| Excerpt |
-- Start --

Body-Positive Images: Not the Best Way to Body Positivity

(Really the only way to illustrate this post.)

Interesting article at Refinery 29 about how body-positive “body positive” blogs actually are, with a particular focus on photo blogs like Stop Hating Your Body and Curve Appeal. The idea of many of these blogs is that users post photos of themselves, often with a story about their journey toward body acceptance, which may be in its infancy; the question posed at Refinery 29 is whether these photos represent progress toward self-acceptance for either the posters or the readers. experts are concerned that some body-positive websites send mixed messages to their constituency—particularly by allowing girls to post their specific measurements (which many do), or fixate on certain body parts.

“These websites represent a ground-flow of young women who want to find peace with their bodies, but the messages—‘I love myself, but please accept me’—can be confusing,” said Elizabeth Scott, psychotherapist and Co-Founder of The Body Positive, a national body-image program for women. “These girls want community, and they want to be told they’re beautiful, which makes sense, but focusing on measurements or specific body types is troubling.”

-- End --

| Problem details |
Write out the stretch of the article on body-positive blogs from "(Really the only" through "certain body parts.", word for word. The records have nothing to do with the article on body-positive blogs.

| Extracted data |

-- Start --

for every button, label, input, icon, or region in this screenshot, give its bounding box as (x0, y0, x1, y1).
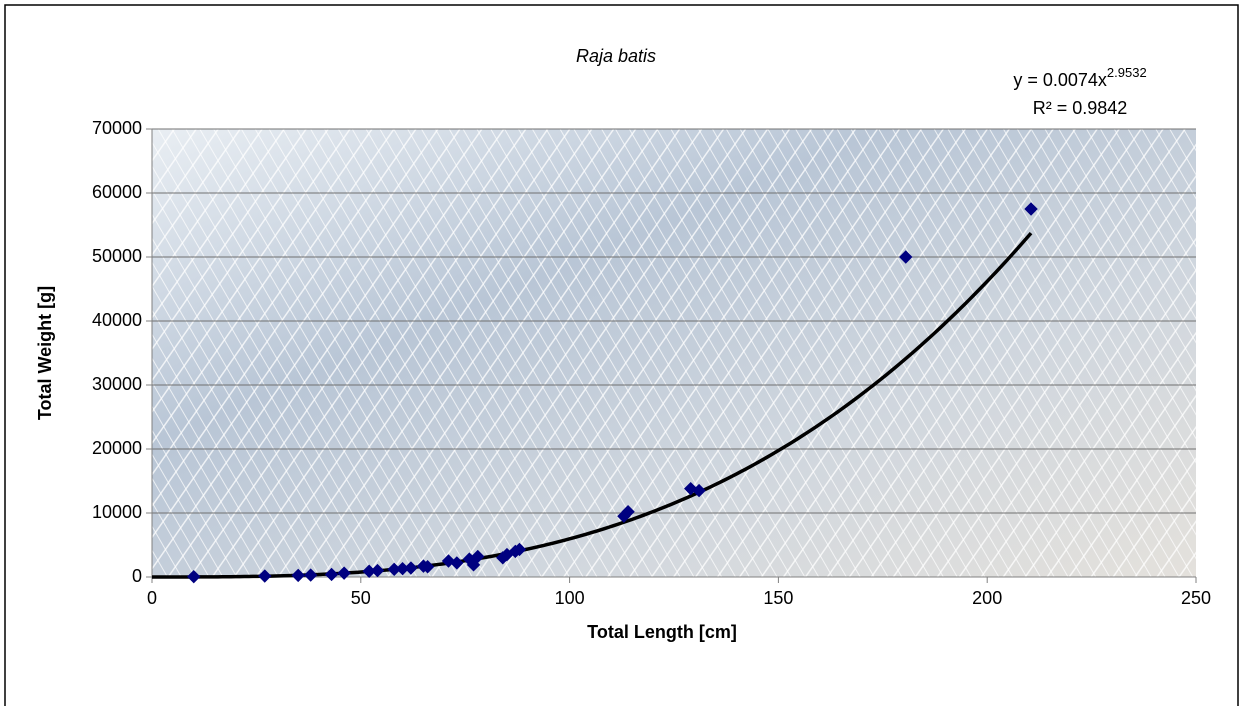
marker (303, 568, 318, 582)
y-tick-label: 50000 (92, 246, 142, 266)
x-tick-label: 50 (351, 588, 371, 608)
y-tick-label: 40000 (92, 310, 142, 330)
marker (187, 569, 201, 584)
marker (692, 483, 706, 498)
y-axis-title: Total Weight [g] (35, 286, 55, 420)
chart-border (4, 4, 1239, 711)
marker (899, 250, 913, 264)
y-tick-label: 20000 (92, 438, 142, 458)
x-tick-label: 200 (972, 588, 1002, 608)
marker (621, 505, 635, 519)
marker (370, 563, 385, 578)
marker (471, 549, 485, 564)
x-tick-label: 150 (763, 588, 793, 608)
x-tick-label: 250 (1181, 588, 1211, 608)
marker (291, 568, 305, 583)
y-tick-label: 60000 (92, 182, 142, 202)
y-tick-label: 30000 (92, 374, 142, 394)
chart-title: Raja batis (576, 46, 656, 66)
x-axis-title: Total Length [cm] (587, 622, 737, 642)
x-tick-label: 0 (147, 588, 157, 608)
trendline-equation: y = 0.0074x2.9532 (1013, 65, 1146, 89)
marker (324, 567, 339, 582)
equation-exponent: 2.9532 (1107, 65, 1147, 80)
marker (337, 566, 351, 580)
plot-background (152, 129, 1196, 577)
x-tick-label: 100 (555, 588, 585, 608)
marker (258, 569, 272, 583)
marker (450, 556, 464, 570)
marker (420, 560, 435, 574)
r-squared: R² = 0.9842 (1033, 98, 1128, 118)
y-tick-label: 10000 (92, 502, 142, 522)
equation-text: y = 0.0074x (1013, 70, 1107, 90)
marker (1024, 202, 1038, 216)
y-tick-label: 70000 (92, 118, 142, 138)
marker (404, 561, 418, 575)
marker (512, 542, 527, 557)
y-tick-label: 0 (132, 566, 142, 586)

-- End --
-- Start --

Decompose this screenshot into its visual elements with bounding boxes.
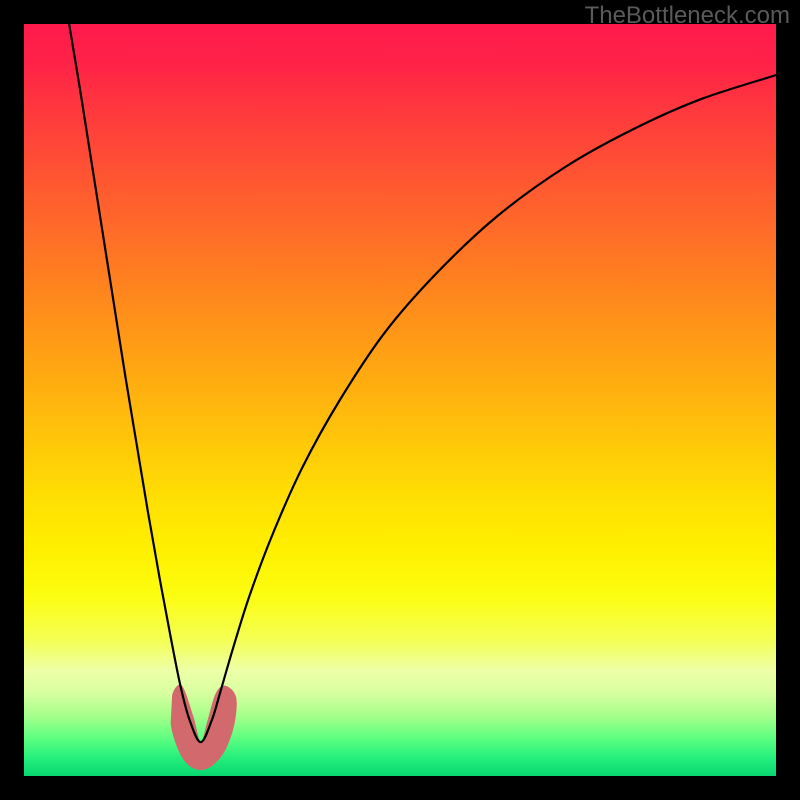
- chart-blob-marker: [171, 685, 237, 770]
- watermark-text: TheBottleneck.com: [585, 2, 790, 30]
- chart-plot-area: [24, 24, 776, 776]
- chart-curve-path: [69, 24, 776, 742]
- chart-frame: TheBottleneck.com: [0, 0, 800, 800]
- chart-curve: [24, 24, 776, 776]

-- End --

| Solution |
(Really the only way to illustrate this post.)

Interesting article at Refinery 29 about how body-positive “body positive” blogs actually are, with a particular focus on photo blogs like Stop Hating Your Body and Curve Appeal. The idea of many of these blogs is that users post photos of themselves, often with a story about their journey toward body acceptance, which may be in its infancy; the question posed at Refinery 29 is whether these photos represent progress toward self-acceptance for either the posters or the readers. experts are concerned that some body-positive websites send mixed messages to their constituency—particularly by allowing girls to post their specific measurements (which many do), or fixate on certain body parts.